Records from a collection of figures:

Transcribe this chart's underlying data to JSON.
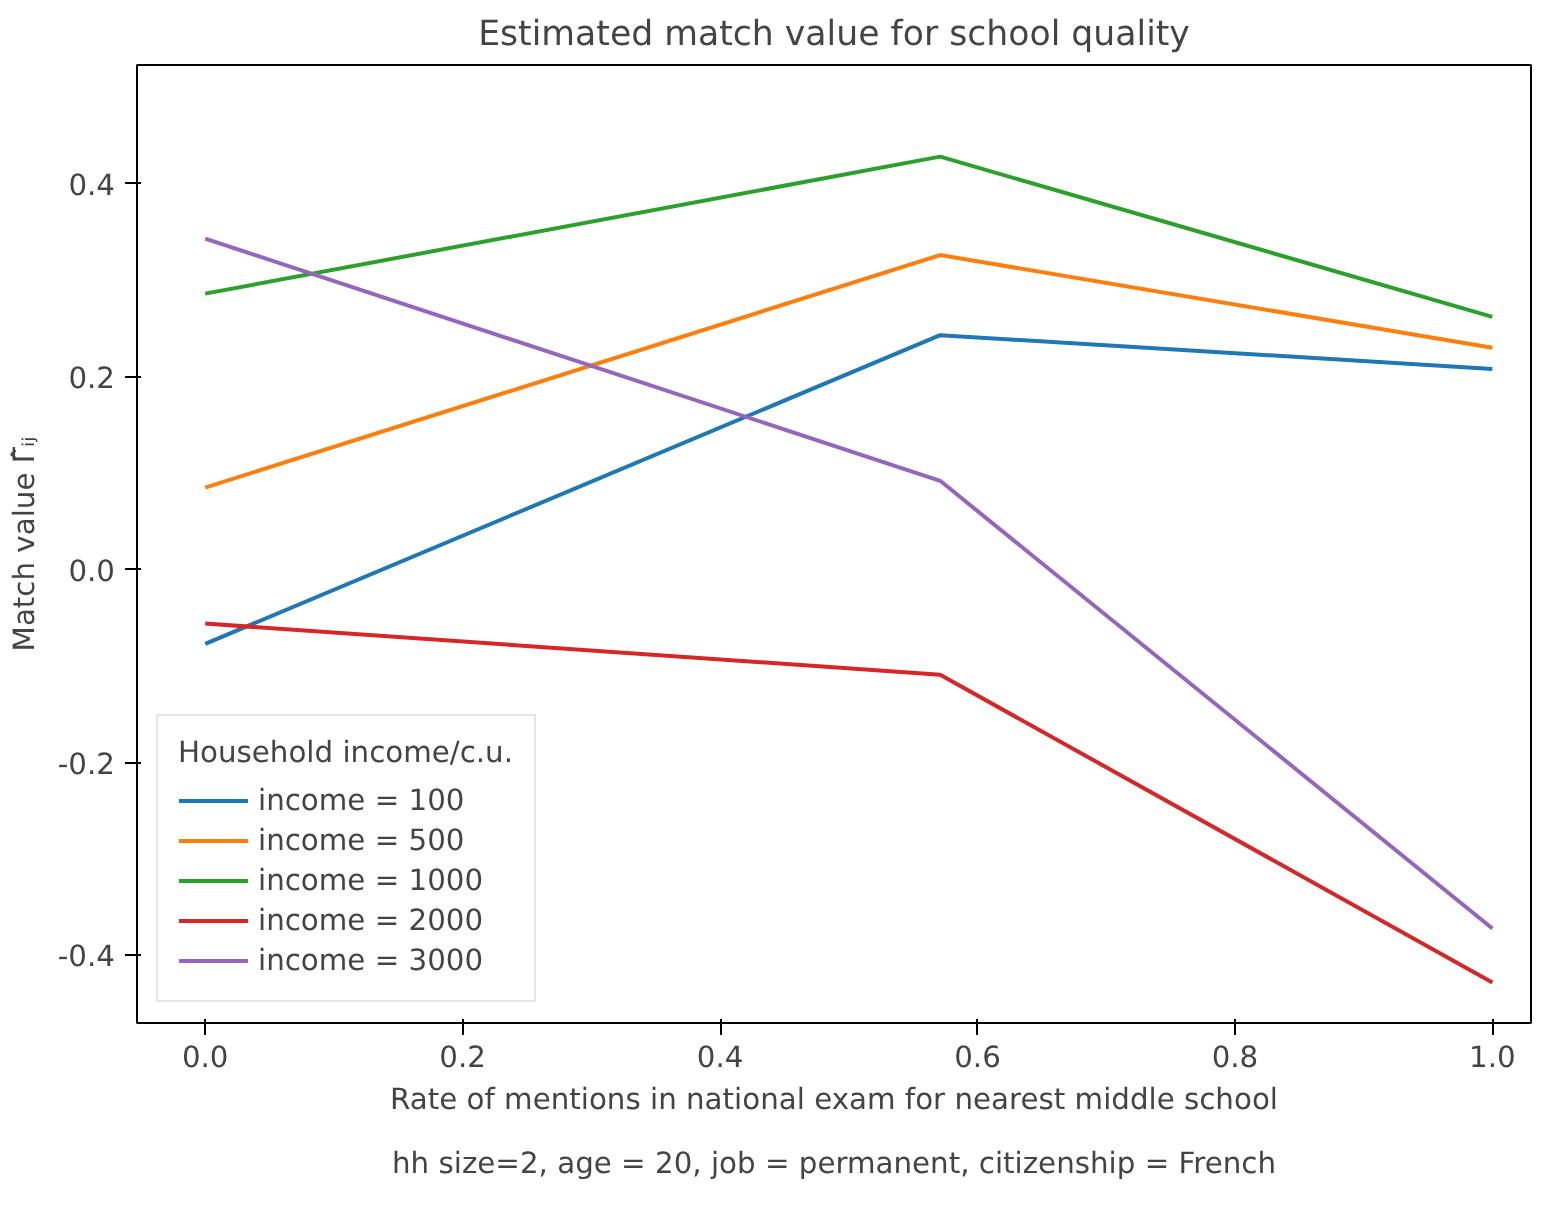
{
  "chart_data": {
    "type": "line",
    "title": "Estimated match value for school quality",
    "xlabel": "Rate of mentions in national exam for nearest middle school",
    "ylabel": "Match value Γ̂ᵢⱼ",
    "legend_title": "Household income/c.u.",
    "x": [
      0.0,
      0.571,
      1.0
    ],
    "series": [
      {
        "name": "income = 100",
        "color": "#1f77b4",
        "values": [
          -0.077,
          0.243,
          0.208
        ]
      },
      {
        "name": "income = 500",
        "color": "#ff7f0e",
        "values": [
          0.085,
          0.326,
          0.23
        ]
      },
      {
        "name": "income = 1000",
        "color": "#2ca02c",
        "values": [
          0.286,
          0.428,
          0.262
        ]
      },
      {
        "name": "income = 2000",
        "color": "#d62728",
        "values": [
          -0.056,
          -0.109,
          -0.428
        ]
      },
      {
        "name": "income = 3000",
        "color": "#9467bd",
        "values": [
          0.343,
          0.092,
          -0.372
        ]
      }
    ],
    "xlim": [
      -0.053,
      1.03
    ],
    "ylim": [
      -0.47,
      0.523
    ],
    "xticks": [
      {
        "value": 0,
        "label": "0.0"
      },
      0.2,
      0.4,
      0.6,
      0.8,
      {
        "value": 1,
        "label": "1.0"
      }
    ],
    "yticks": [
      -0.4,
      -0.2,
      {
        "value": 0,
        "label": "0.0"
      },
      0.2,
      0.4
    ],
    "grid": false,
    "legend": "bottom left",
    "marker": "none",
    "line_style": "solid",
    "annotations": [
      "hh size=2, age = 20, job = permanent, citizenship = French"
    ]
  }
}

Prompt: Search the listing above for the string "income". Copy every line that contains it.

Solution to this exercise:
    "legend_title": "Household income/c.u.",
        "name": "income = 100",
        "name": "income = 500",
        "name": "income = 1000",
        "name": "income = 2000",
        "name": "income = 3000",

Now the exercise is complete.